--- Written exercise ---
Copy every line of the data exactly, leaving nothing out.

* BEGIN *

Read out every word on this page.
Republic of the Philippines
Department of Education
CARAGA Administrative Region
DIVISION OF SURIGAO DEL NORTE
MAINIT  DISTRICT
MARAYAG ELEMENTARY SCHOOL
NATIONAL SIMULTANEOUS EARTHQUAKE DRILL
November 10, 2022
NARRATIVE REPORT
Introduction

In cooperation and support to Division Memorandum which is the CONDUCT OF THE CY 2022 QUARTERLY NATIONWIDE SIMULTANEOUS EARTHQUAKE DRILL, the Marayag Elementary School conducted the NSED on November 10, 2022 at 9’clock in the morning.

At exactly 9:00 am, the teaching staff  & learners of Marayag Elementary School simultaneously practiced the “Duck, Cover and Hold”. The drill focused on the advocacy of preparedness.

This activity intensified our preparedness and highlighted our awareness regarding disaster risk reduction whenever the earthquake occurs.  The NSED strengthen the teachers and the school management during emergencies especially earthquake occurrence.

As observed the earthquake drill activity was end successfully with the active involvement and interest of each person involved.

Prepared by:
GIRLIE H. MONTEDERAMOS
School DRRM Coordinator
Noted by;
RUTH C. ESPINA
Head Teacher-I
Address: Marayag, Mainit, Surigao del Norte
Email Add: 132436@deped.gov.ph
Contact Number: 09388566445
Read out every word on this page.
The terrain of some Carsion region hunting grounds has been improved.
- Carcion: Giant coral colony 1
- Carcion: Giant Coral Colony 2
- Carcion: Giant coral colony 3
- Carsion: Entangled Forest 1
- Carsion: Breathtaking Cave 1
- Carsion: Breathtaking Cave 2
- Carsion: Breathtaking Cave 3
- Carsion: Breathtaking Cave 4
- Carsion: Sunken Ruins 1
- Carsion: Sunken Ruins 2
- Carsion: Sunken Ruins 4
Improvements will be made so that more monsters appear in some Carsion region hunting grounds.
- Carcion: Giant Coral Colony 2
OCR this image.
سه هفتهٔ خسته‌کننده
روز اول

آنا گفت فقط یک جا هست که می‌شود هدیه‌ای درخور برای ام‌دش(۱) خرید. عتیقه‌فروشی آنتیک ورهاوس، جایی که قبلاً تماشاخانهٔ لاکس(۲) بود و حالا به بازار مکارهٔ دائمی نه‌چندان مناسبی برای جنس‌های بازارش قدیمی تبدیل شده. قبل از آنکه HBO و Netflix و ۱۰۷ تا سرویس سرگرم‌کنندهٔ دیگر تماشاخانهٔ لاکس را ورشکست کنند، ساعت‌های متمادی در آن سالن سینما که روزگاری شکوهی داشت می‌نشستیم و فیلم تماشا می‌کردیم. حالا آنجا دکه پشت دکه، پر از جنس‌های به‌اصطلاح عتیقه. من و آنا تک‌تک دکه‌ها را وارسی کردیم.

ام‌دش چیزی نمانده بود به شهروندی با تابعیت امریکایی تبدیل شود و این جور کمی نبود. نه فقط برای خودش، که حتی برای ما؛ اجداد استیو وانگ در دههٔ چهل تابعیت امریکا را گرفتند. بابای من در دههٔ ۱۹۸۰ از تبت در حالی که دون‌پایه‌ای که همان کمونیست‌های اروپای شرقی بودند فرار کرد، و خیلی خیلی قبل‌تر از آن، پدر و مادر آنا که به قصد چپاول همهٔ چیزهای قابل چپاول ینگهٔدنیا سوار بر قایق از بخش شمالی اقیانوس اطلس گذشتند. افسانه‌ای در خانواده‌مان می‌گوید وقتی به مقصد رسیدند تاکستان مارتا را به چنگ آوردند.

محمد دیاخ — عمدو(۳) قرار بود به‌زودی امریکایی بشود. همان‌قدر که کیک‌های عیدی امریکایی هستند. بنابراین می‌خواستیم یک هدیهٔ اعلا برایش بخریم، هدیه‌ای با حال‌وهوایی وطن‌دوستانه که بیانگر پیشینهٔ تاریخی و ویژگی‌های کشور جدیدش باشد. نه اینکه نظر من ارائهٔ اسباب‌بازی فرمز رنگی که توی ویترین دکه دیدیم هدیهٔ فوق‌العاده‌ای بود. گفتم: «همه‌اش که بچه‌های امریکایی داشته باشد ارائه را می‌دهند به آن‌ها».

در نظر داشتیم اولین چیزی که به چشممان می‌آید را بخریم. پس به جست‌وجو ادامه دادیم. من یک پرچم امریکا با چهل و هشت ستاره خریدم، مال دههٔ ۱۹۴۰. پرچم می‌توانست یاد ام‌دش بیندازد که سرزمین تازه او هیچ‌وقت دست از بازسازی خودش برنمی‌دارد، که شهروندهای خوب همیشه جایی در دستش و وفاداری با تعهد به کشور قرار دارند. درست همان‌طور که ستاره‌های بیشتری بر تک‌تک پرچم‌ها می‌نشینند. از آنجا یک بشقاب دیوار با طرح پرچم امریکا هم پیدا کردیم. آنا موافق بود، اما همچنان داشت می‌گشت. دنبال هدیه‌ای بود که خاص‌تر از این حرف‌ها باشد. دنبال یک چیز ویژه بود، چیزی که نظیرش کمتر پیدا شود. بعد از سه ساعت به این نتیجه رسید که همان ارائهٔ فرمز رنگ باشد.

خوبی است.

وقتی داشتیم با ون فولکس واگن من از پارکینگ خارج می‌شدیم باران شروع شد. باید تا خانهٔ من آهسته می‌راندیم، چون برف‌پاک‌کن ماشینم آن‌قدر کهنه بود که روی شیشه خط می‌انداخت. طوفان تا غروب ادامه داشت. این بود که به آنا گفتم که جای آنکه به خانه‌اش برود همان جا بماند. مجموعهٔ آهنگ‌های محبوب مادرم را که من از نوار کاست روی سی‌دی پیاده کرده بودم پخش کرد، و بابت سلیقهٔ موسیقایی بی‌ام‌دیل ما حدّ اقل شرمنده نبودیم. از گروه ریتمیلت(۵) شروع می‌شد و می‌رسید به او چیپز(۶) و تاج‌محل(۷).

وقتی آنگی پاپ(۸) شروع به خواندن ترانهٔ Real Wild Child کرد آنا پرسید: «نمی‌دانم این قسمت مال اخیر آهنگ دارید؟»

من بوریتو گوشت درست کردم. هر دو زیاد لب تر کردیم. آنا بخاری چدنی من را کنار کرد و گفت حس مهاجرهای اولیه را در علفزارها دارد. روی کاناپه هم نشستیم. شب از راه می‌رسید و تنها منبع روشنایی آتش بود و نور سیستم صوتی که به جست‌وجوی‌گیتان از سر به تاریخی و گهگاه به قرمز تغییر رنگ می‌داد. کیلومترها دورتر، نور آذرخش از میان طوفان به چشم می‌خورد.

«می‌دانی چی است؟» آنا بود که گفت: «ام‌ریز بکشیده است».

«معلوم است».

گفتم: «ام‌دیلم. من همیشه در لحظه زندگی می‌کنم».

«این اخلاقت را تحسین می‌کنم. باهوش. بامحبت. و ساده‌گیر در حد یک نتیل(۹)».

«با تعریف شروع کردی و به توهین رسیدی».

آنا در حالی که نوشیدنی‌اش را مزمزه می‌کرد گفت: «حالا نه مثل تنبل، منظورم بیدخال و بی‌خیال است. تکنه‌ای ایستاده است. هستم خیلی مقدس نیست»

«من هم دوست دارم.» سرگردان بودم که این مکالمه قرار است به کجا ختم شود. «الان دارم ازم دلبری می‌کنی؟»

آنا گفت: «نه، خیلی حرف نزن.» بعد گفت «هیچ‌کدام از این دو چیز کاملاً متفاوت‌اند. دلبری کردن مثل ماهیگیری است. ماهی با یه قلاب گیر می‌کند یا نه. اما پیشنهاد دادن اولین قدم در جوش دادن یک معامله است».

* END *

--- In response ---
Read out every word on this page.
Republic of the Philippines
Department of Education
CARAGA Administrative Region
DIVISION OF SURIGAO DEL NORTE
MAINIT  DISTRICT
MARAYAG ELEMENTARY SCHOOL
NATIONAL SIMULTANEOUS EARTHQUAKE DRILL
November 10, 2022
NARRATIVE REPORT
Introduction

In cooperation and support to Division Memorandum which is the CONDUCT OF THE CY 2022 QUARTERLY NATIONWIDE SIMULTANEOUS EARTHQUAKE DRILL, the Marayag Elementary School conducted the NSED on November 10, 2022 at 9’clock in the morning.

At exactly 9:00 am, the teaching staff  & learners of Marayag Elementary School simultaneously practiced the “Duck, Cover and Hold”. The drill focused on the advocacy of preparedness.

This activity intensified our preparedness and highlighted our awareness regarding disaster risk reduction whenever the earthquake occurs.  The NSED strengthen the teachers and the school management during emergencies especially earthquake occurrence.

As observed the earthquake drill activity was end successfully with the active involvement and interest of each person involved.

Prepared by:
GIRLIE H. MONTEDERAMOS
School DRRM Coordinator
Noted by;
RUTH C. ESPINA
Head Teacher-I
Address: Marayag, Mainit, Surigao del Norte
Email Add: 132436@deped.gov.ph
Contact Number: 09388566445
Read out every word on this page.
The terrain of some Carsion region hunting grounds has been improved.
- Carcion: Giant coral colony 1
- Carcion: Giant Coral Colony 2
- Carcion: Giant coral colony 3
- Carsion: Entangled Forest 1
- Carsion: Breathtaking Cave 1
- Carsion: Breathtaking Cave 2
- Carsion: Breathtaking Cave 3
- Carsion: Breathtaking Cave 4
- Carsion: Sunken Ruins 1
- Carsion: Sunken Ruins 2
- Carsion: Sunken Ruins 4
Improvements will be made so that more monsters appear in some Carsion region hunting grounds.
- Carcion: Giant Coral Colony 2
OCR this image.
سه هفتهٔ خسته‌کننده
روز اول

آنا گفت فقط یک جا هست که می‌شود هدیه‌ای درخور برای ام‌دش(۱) خرید. عتیقه‌فروشی آنتیک ورهاوس، جایی که قبلاً تماشاخانهٔ لاکس(۲) بود و حالا به بازار مکارهٔ دائمی نه‌چندان مناسبی برای جنس‌های بازارش قدیمی تبدیل شده. قبل از آنکه HBO و Netflix و ۱۰۷ تا سرویس سرگرم‌کنندهٔ دیگر تماشاخانهٔ لاکس را ورشکست کنند، ساعت‌های متمادی در آن سالن سینما که روزگاری شکوهی داشت می‌نشستیم و فیلم تماشا می‌کردیم. حالا آنجا دکه پشت دکه، پر از جنس‌های به‌اصطلاح عتیقه. من و آنا تک‌تک دکه‌ها را وارسی کردیم.

ام‌دش چیزی نمانده بود به شهروندی با تابعیت امریکایی تبدیل شود و این جور کمی نبود. نه فقط برای خودش، که حتی برای ما؛ اجداد استیو وانگ در دههٔ چهل تابعیت امریکا را گرفتند. بابای من در دههٔ ۱۹۸۰ از تبت در حالی که دون‌پایه‌ای که همان کمونیست‌های اروپای شرقی بودند فرار کرد، و خیلی خیلی قبل‌تر از آن، پدر و مادر آنا که به قصد چپاول همهٔ چیزهای قابل چپاول ینگهٔدنیا سوار بر قایق از بخش شمالی اقیانوس اطلس گذشتند. افسانه‌ای در خانواده‌مان می‌گوید وقتی به مقصد رسیدند تاکستان مارتا را به چنگ آوردند.

محمد دیاخ — عمدو(۳) قرار بود به‌زودی امریکایی بشود. همان‌قدر که کیک‌های عیدی امریکایی هستند. بنابراین می‌خواستیم یک هدیهٔ اعلا برایش بخریم، هدیه‌ای با حال‌وهوایی وطن‌دوستانه که بیانگر پیشینهٔ تاریخی و ویژگی‌های کشور جدیدش باشد. نه اینکه نظر من ارائهٔ اسباب‌بازی فرمز رنگی که توی ویترین دکه دیدیم هدیهٔ فوق‌العاده‌ای بود. گفتم: «همه‌اش که بچه‌های امریکایی داشته باشد ارائه را می‌دهند به آن‌ها».

در نظر داشتیم اولین چیزی که به چشممان می‌آید را بخریم. پس به جست‌وجو ادامه دادیم. من یک پرچم امریکا با چهل و هشت ستاره خریدم، مال دههٔ ۱۹۴۰. پرچم می‌توانست یاد ام‌دش بیندازد که سرزمین تازه او هیچ‌وقت دست از بازسازی خودش برنمی‌دارد، که شهروندهای خوب همیشه جایی در دستش و وفاداری با تعهد به کشور قرار دارند. درست همان‌طور که ستاره‌های بیشتری بر تک‌تک پرچم‌ها می‌نشینند. از آنجا یک بشقاب دیوار با طرح پرچم امریکا هم پیدا کردیم. آنا موافق بود، اما همچنان داشت می‌گشت. دنبال هدیه‌ای بود که خاص‌تر از این حرف‌ها باشد. دنبال یک چیز ویژه بود، چیزی که نظیرش کمتر پیدا شود. بعد از سه ساعت به این نتیجه رسید که همان ارائهٔ فرمز رنگ باشد.

خوبی است.

وقتی داشتیم با ون فولکس واگن من از پارکینگ خارج می‌شدیم باران شروع شد. باید تا خانهٔ من آهسته می‌راندیم، چون برف‌پاک‌کن ماشینم آن‌قدر کهنه بود که روی شیشه خط می‌انداخت. طوفان تا غروب ادامه داشت. این بود که به آنا گفتم که جای آنکه به خانه‌اش برود همان جا بماند. مجموعهٔ آهنگ‌های محبوب مادرم را که من از نوار کاست روی سی‌دی پیاده کرده بودم پخش کرد، و بابت سلیقهٔ موسیقایی بی‌ام‌دیل ما حدّ اقل شرمنده نبودیم. از گروه ریتمیلت(۵) شروع می‌شد و می‌رسید به او چیپز(۶) و تاج‌محل(۷).

وقتی آنگی پاپ(۸) شروع به خواندن ترانهٔ Real Wild Child کرد آنا پرسید: «نمی‌دانم این قسمت مال اخیر آهنگ دارید؟»

من بوریتو گوشت درست کردم. هر دو زیاد لب تر کردیم. آنا بخاری چدنی من را کنار کرد و گفت حس مهاجرهای اولیه را در علفزارها دارد. روی کاناپه هم نشستیم. شب از راه می‌رسید و تنها منبع روشنایی آتش بود و نور سیستم صوتی که به جست‌وجوی‌گیتان از سر به تاریخی و گهگاه به قرمز تغییر رنگ می‌داد. کیلومترها دورتر، نور آذرخش از میان طوفان به چشم می‌خورد.

«می‌دانی چی است؟» آنا بود که گفت: «ام‌ریز بکشیده است».

«معلوم است».

گفتم: «ام‌دیلم. من همیشه در لحظه زندگی می‌کنم».

«این اخلاقت را تحسین می‌کنم. باهوش. بامحبت. و ساده‌گیر در حد یک نتیل(۹)».

«با تعریف شروع کردی و به توهین رسیدی».

آنا در حالی که نوشیدنی‌اش را مزمزه می‌کرد گفت: «حالا نه مثل تنبل، منظورم بیدخال و بی‌خیال است. تکنه‌ای ایستاده است. هستم خیلی مقدس نیست»

«من هم دوست دارم.» سرگردان بودم که این مکالمه قرار است به کجا ختم شود. «الان دارم ازم دلبری می‌کنی؟»

آنا گفت: «نه، خیلی حرف نزن.» بعد گفت «هیچ‌کدام از این دو چیز کاملاً متفاوت‌اند. دلبری کردن مثل ماهیگیری است. ماهی با یه قلاب گیر می‌کند یا نه. اما پیشنهاد دادن اولین قدم در جوش دادن یک معامله است».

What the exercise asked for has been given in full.